Rows from a dataset:
↓
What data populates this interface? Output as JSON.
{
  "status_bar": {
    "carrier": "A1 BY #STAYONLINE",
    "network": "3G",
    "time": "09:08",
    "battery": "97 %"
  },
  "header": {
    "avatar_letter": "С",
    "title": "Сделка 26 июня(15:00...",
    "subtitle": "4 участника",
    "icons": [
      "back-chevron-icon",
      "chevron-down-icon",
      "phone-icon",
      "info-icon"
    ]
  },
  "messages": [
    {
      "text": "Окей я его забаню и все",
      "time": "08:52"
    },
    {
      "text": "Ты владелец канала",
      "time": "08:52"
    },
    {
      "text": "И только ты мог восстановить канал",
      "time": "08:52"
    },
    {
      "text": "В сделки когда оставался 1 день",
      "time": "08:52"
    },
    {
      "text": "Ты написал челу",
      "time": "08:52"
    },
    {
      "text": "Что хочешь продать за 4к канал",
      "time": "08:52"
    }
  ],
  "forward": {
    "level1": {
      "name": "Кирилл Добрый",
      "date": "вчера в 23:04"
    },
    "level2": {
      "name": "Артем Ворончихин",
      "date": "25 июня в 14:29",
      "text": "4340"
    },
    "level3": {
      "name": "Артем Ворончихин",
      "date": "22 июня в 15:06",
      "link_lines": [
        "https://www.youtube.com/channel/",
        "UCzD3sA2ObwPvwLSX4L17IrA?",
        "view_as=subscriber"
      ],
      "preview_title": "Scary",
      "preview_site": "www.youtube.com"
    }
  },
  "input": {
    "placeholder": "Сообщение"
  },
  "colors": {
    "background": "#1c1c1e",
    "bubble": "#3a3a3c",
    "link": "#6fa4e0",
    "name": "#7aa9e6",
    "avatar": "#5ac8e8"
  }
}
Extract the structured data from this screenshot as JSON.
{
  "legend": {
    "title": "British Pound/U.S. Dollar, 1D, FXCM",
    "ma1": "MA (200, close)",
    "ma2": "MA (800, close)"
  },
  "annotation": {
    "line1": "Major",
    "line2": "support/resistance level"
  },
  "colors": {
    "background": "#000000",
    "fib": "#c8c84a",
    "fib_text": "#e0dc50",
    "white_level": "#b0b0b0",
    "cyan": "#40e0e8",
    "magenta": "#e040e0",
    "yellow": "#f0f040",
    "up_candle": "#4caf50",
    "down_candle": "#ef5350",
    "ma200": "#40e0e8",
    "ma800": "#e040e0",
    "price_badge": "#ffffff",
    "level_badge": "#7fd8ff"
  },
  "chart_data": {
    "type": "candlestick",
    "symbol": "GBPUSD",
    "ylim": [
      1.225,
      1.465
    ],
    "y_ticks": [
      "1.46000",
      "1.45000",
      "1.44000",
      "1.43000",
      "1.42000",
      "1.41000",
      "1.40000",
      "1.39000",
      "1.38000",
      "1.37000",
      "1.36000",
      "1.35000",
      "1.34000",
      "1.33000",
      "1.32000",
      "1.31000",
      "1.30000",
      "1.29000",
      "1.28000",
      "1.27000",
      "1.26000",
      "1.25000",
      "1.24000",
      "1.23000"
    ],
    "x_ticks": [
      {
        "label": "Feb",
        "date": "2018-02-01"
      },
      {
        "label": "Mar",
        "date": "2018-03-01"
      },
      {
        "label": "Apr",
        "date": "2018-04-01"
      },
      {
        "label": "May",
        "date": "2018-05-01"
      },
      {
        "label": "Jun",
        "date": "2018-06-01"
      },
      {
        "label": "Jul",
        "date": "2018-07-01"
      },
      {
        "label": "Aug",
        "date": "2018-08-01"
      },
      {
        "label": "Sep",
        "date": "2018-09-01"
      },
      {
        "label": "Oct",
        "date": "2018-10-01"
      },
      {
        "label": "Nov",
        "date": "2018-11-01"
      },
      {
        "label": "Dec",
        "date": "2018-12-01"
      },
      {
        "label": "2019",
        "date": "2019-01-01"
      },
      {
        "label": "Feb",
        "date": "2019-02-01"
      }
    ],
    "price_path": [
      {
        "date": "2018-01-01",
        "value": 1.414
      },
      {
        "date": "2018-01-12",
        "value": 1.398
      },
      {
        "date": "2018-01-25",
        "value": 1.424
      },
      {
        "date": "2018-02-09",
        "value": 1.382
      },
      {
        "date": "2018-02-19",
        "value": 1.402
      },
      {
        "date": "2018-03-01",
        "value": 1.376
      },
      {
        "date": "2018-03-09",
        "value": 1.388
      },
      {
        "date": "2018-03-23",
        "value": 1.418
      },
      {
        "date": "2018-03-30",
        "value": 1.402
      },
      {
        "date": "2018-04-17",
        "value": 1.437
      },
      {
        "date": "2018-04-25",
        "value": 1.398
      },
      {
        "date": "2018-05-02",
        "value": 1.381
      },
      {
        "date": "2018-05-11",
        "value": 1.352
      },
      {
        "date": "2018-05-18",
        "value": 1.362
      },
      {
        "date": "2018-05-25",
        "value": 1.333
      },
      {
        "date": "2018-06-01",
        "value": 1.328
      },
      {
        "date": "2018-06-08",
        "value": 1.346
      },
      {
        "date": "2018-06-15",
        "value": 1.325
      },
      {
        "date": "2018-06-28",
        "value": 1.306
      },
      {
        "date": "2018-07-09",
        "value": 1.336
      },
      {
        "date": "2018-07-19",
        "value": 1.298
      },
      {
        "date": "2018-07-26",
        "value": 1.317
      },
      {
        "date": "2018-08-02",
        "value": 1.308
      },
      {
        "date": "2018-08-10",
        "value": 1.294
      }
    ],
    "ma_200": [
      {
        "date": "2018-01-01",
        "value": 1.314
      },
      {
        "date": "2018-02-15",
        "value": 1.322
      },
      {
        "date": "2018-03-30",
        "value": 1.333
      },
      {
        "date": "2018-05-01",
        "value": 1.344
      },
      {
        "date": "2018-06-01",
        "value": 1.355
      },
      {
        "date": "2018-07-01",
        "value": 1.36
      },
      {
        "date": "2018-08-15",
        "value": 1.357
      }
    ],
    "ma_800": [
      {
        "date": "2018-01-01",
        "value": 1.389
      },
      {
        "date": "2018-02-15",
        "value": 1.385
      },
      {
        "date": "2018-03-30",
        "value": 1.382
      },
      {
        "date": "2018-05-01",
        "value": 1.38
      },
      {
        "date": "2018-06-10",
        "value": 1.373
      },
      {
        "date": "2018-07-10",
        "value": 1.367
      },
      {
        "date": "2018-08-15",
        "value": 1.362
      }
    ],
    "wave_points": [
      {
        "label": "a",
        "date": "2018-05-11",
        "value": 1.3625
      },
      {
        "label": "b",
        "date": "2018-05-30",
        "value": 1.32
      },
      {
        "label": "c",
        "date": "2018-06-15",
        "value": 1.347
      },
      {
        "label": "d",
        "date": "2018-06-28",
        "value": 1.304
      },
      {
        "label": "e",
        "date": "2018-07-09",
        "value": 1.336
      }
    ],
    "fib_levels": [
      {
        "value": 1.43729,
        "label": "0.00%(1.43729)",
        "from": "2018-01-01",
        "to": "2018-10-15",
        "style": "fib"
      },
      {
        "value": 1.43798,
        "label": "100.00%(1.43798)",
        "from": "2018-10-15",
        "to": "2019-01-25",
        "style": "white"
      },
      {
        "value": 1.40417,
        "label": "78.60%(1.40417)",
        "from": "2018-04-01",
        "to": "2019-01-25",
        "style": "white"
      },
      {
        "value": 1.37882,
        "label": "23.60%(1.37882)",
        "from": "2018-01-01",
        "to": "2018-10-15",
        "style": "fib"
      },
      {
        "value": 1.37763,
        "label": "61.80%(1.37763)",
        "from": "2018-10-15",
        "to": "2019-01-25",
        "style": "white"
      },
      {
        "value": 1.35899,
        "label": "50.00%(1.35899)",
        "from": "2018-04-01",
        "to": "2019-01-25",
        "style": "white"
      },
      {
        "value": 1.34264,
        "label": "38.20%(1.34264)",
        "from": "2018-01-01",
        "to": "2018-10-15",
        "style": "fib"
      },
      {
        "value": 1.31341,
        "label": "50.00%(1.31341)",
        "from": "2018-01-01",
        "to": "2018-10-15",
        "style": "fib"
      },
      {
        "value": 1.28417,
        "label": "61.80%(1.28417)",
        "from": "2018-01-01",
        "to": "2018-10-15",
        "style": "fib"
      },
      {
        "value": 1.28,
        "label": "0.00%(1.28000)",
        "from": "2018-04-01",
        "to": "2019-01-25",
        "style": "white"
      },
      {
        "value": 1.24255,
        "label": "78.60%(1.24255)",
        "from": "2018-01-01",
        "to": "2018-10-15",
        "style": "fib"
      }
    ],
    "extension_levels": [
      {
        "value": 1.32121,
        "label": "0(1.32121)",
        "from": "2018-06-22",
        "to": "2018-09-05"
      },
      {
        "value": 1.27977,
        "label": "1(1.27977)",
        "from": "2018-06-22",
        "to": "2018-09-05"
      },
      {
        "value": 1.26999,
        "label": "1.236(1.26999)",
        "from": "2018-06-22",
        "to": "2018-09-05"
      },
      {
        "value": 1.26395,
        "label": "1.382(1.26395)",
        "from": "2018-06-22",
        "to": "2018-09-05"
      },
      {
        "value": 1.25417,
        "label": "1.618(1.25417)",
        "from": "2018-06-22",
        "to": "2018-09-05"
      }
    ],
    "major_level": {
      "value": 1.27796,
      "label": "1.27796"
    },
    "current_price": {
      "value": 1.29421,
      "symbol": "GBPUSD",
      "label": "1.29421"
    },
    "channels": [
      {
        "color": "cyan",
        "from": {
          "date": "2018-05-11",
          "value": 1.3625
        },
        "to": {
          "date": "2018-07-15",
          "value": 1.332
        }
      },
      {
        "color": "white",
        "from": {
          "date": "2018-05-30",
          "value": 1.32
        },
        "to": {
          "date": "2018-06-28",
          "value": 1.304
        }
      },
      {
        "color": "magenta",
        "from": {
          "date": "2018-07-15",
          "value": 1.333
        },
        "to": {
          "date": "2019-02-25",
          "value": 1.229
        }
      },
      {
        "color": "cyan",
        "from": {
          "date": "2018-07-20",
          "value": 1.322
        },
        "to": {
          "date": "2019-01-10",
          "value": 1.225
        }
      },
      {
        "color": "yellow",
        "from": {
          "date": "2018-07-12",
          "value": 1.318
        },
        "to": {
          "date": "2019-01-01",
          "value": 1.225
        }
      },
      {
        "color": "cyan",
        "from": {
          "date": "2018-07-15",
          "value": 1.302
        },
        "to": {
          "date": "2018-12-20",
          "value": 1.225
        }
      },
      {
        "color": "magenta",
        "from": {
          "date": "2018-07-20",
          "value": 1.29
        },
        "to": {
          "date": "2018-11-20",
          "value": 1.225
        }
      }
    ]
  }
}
↑
How many of the lines above include the string "JSON"? Reply with the number by itself.

[WRITTEN SOLUTION] 2